Information given ▸
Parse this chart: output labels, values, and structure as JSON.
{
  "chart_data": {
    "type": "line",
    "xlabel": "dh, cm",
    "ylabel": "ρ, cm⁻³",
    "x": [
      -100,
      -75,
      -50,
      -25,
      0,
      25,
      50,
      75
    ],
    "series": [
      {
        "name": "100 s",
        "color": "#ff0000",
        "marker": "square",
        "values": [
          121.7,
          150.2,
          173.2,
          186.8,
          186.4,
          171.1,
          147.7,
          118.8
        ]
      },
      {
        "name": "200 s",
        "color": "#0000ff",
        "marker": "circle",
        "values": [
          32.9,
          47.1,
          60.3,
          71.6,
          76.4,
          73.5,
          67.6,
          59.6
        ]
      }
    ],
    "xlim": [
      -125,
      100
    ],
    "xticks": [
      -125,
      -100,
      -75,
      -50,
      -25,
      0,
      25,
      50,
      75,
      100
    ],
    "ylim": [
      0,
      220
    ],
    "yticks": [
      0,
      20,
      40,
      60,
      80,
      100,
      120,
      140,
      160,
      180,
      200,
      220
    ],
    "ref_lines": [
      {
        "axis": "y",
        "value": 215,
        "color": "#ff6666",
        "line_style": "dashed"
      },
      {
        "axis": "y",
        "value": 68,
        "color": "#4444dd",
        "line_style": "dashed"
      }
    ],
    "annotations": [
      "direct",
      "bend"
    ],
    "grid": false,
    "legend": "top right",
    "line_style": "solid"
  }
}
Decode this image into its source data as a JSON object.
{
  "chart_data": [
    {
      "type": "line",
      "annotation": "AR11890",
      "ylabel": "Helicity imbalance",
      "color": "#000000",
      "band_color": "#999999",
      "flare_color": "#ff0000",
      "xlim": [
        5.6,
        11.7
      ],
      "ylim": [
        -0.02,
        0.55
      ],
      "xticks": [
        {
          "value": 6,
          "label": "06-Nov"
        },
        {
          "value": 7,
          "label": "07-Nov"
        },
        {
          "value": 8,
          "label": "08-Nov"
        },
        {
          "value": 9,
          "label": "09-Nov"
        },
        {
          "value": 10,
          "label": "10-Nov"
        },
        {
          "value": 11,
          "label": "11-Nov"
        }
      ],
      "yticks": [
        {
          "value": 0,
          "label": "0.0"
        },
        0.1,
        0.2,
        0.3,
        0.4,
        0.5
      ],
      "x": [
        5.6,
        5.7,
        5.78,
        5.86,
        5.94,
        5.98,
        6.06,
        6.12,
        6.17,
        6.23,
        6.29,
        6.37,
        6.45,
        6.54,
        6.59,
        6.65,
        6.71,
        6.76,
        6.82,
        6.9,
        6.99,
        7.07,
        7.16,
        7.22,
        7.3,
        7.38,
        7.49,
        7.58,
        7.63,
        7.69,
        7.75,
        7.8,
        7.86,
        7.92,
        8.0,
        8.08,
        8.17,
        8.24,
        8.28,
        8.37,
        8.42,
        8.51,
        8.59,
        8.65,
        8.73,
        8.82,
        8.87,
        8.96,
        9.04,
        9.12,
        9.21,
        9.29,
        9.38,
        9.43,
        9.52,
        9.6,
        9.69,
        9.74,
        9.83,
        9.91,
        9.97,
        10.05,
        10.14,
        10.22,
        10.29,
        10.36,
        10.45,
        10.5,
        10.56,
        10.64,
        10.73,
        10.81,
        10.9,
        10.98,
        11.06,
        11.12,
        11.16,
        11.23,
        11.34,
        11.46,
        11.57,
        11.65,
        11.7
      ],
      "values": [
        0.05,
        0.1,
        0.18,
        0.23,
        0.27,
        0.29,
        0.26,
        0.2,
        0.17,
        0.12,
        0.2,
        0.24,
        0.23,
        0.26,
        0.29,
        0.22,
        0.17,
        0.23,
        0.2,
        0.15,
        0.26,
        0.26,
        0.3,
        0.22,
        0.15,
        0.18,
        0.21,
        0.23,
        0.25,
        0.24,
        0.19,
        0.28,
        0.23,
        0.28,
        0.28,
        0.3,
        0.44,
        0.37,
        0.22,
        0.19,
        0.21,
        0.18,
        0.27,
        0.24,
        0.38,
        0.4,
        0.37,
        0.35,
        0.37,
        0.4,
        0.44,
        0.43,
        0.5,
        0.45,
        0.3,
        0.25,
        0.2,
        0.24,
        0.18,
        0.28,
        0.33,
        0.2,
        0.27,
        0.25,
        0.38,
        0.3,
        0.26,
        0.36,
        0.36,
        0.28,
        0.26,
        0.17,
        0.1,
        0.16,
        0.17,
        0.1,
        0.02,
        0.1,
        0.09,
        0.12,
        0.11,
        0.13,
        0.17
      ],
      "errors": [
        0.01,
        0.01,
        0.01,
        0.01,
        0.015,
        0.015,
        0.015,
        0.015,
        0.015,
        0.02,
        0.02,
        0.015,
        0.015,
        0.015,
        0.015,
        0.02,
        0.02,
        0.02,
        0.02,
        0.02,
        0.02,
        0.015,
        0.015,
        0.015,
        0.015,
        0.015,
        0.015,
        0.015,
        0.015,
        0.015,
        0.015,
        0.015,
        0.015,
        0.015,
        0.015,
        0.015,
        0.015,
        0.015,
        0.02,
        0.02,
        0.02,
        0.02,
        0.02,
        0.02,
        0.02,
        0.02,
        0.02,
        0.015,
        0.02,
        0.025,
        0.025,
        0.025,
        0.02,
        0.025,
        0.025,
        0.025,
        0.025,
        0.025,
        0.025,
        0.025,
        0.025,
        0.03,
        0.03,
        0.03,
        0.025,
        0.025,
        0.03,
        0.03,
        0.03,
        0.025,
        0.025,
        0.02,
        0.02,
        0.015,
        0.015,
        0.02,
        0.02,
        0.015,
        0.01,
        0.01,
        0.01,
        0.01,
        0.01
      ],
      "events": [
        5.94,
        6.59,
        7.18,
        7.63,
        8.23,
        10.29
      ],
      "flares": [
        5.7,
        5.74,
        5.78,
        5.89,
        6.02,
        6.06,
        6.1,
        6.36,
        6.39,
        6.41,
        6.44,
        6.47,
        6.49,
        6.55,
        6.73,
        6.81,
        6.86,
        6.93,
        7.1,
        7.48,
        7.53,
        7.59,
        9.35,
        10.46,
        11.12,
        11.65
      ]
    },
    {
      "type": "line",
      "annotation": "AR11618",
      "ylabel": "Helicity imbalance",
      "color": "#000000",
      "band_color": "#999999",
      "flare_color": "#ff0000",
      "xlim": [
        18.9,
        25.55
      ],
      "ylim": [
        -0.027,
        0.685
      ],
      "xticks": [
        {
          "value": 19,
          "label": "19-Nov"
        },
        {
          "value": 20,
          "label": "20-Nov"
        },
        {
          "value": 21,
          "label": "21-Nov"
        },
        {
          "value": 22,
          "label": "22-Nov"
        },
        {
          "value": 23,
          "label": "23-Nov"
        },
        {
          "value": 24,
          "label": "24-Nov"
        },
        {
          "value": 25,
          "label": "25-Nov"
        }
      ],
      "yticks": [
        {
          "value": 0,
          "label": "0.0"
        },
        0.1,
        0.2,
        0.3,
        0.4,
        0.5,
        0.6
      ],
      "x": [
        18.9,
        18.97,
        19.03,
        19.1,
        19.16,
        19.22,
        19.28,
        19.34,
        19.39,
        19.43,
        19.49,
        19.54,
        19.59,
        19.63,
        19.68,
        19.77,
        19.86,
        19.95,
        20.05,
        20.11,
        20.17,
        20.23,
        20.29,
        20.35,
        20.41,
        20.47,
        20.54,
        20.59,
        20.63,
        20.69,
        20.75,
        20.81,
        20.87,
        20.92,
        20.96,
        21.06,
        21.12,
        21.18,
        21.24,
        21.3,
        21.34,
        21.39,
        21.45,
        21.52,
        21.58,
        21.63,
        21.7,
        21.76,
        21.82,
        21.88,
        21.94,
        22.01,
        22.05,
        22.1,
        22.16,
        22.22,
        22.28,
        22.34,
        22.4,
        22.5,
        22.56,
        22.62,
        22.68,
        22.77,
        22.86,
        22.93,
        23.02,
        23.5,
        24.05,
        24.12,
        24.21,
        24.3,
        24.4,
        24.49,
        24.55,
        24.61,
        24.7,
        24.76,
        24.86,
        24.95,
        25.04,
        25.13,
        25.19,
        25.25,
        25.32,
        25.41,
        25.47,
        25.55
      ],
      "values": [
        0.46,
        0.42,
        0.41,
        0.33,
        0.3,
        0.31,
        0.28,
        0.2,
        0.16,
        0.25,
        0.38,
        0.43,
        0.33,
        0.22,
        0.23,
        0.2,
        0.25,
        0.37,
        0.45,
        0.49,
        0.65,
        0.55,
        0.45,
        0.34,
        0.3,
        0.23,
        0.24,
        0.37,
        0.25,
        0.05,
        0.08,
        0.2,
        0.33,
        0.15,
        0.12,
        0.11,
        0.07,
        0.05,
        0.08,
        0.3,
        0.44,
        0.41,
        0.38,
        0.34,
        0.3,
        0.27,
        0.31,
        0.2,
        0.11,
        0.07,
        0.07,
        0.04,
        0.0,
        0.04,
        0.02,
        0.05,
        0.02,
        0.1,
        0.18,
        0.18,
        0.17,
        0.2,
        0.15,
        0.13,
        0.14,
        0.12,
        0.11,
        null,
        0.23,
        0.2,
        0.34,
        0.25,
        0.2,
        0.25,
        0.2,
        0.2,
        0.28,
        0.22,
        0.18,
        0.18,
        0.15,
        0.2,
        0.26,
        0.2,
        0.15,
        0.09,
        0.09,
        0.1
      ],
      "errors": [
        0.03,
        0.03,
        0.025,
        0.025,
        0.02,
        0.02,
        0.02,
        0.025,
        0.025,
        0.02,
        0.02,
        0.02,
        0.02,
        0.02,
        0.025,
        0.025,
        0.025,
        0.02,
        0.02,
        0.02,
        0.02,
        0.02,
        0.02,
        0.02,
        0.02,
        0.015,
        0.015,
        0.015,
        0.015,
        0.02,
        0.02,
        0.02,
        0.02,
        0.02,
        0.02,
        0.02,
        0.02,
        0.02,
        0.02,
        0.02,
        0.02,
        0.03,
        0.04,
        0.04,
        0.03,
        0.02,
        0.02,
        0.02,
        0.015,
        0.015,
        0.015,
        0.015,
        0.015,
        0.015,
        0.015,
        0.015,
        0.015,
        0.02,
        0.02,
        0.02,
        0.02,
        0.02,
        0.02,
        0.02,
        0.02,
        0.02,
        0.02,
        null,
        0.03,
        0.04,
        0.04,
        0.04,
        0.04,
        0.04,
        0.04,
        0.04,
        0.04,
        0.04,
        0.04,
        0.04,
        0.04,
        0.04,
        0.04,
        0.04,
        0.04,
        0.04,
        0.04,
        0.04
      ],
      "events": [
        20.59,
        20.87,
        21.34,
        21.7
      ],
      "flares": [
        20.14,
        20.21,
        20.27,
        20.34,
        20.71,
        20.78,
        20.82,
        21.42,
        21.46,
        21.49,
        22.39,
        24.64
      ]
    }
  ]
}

Exercise ▸ From the data above, pick out each line containing "this" and copy it.

The response ▸
Parse this chart: output labels, values, and structure as JSON.
Decode this image into its source data as a JSON object.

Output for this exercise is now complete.